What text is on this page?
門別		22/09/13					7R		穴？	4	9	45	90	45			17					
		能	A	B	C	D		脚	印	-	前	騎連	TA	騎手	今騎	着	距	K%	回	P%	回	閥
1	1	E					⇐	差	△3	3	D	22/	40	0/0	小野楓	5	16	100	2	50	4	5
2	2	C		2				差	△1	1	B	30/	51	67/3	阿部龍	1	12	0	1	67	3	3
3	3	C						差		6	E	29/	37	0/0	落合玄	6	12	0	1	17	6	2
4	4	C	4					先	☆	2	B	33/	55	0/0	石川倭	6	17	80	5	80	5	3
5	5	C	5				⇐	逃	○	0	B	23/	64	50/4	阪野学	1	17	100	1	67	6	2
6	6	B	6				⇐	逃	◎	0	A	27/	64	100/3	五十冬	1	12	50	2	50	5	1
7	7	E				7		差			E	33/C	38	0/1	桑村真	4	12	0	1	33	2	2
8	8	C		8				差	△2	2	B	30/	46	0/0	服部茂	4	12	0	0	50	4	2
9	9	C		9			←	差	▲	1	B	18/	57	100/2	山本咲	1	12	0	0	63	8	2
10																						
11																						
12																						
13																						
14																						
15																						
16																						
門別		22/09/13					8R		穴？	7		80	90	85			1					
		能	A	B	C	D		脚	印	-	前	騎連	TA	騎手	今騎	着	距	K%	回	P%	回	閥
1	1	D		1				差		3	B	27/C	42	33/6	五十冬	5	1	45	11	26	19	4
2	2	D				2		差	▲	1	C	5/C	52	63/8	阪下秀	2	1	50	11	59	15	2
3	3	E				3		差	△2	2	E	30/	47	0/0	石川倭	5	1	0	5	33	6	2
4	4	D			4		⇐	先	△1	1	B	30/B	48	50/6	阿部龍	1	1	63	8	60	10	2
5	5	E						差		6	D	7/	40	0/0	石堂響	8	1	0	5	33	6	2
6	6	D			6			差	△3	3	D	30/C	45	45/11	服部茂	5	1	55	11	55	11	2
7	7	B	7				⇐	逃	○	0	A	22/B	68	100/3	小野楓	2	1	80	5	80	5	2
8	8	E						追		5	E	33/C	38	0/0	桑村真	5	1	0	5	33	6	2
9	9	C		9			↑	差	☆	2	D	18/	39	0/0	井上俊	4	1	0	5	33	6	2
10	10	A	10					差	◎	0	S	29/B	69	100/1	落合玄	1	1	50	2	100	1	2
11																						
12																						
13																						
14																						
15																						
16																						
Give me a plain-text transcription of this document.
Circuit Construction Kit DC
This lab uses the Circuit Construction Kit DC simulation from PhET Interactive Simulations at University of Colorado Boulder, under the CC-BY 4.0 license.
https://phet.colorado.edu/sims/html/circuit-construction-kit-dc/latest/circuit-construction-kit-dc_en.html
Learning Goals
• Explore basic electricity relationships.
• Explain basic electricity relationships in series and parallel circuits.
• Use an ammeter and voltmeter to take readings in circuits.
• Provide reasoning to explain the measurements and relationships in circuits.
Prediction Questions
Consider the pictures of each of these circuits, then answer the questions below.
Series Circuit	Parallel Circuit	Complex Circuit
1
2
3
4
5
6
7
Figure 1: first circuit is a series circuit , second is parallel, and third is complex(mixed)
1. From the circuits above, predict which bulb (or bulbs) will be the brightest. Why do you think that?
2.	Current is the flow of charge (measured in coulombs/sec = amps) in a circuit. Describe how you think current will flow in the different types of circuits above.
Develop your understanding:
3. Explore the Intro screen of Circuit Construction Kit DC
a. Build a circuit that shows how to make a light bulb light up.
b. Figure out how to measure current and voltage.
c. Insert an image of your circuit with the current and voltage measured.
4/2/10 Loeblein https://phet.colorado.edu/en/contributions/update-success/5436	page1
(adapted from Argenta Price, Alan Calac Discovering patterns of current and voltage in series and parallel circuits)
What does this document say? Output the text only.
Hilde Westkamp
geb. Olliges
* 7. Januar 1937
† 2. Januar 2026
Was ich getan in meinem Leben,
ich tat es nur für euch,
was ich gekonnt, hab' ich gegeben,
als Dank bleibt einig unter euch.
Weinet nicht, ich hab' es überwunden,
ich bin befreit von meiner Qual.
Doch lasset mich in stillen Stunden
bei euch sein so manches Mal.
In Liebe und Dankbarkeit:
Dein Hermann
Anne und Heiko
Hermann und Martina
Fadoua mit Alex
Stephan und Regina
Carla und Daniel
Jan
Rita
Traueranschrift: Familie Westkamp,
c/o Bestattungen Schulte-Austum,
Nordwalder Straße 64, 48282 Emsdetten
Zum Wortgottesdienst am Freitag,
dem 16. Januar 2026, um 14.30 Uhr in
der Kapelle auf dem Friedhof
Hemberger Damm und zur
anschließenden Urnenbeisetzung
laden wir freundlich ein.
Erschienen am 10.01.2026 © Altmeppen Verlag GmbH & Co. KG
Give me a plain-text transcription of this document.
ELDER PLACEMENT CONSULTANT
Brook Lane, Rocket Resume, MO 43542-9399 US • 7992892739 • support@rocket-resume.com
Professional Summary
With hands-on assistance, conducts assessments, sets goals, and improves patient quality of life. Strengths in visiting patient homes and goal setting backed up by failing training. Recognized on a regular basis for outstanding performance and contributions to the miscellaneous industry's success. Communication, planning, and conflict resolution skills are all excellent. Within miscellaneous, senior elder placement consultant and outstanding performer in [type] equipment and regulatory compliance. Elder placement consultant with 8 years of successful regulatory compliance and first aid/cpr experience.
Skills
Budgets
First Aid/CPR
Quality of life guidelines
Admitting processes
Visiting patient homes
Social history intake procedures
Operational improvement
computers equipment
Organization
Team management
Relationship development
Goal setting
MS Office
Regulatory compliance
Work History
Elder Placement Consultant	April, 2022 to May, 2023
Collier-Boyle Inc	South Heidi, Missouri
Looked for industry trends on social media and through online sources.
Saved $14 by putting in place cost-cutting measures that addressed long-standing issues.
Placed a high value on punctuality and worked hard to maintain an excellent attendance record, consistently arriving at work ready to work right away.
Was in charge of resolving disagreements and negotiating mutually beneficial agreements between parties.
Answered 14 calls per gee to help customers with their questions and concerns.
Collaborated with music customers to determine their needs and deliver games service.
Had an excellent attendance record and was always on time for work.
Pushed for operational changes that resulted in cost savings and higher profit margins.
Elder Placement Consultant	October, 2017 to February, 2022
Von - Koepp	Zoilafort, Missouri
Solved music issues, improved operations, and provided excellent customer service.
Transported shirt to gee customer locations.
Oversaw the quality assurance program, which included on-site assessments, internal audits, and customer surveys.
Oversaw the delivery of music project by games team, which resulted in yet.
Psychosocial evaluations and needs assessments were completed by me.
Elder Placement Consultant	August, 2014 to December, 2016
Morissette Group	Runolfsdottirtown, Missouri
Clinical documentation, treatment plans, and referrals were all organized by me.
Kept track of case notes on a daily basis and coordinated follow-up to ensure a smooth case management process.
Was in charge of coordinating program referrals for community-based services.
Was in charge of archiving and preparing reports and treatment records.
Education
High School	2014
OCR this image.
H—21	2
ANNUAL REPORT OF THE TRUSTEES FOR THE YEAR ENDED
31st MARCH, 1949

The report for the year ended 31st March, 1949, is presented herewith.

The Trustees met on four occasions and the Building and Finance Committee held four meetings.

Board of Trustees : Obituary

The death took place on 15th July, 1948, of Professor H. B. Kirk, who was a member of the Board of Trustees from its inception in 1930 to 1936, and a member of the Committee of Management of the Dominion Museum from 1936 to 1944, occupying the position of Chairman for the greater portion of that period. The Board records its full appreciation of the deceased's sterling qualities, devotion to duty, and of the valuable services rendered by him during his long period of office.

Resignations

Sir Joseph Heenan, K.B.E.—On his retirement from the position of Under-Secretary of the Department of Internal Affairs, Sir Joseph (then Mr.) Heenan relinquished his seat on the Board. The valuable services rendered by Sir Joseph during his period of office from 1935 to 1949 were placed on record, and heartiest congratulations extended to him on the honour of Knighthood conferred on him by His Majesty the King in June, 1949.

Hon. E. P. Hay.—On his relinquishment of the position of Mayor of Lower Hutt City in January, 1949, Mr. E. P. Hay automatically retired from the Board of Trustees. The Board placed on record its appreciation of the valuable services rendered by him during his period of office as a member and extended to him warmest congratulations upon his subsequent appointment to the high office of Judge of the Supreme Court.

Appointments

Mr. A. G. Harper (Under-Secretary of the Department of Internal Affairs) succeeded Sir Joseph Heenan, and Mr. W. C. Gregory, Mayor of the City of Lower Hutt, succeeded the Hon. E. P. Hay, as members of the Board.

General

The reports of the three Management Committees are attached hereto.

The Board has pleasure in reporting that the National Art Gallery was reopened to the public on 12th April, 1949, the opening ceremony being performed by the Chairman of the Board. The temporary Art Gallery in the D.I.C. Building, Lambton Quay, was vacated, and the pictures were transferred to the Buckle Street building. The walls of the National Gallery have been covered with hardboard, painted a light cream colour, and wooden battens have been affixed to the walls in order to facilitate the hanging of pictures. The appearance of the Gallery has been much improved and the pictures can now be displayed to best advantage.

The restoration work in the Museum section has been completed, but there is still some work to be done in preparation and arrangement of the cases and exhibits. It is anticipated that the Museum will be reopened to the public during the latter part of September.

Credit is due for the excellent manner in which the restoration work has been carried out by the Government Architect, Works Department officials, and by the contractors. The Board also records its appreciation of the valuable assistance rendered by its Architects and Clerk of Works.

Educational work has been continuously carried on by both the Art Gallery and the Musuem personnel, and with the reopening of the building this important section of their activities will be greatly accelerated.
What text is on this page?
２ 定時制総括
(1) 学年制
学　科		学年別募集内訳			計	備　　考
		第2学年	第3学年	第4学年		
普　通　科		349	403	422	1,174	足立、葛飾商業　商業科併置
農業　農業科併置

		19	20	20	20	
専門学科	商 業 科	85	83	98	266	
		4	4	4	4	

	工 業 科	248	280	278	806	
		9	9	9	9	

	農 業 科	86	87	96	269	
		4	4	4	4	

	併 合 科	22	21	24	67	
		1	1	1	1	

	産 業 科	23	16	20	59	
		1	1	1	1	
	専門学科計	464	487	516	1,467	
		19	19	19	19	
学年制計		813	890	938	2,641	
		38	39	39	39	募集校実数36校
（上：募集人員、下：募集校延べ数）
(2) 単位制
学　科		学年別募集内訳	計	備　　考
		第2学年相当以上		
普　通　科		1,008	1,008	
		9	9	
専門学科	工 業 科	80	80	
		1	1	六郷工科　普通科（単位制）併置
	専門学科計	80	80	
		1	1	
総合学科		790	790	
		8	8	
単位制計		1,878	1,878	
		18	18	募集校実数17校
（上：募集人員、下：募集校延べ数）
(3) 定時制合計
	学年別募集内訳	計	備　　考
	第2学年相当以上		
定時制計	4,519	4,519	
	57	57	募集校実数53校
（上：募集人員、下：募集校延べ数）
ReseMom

» **JOB**:
Find the word "program" in the records and pull out each line that has it.

» **EXERCISE OUTPUT**:
Oversaw the quality assurance program, which included on-site assessments, internal audits, and customer surveys.
Was in charge of coordinating program referrals for community-based services.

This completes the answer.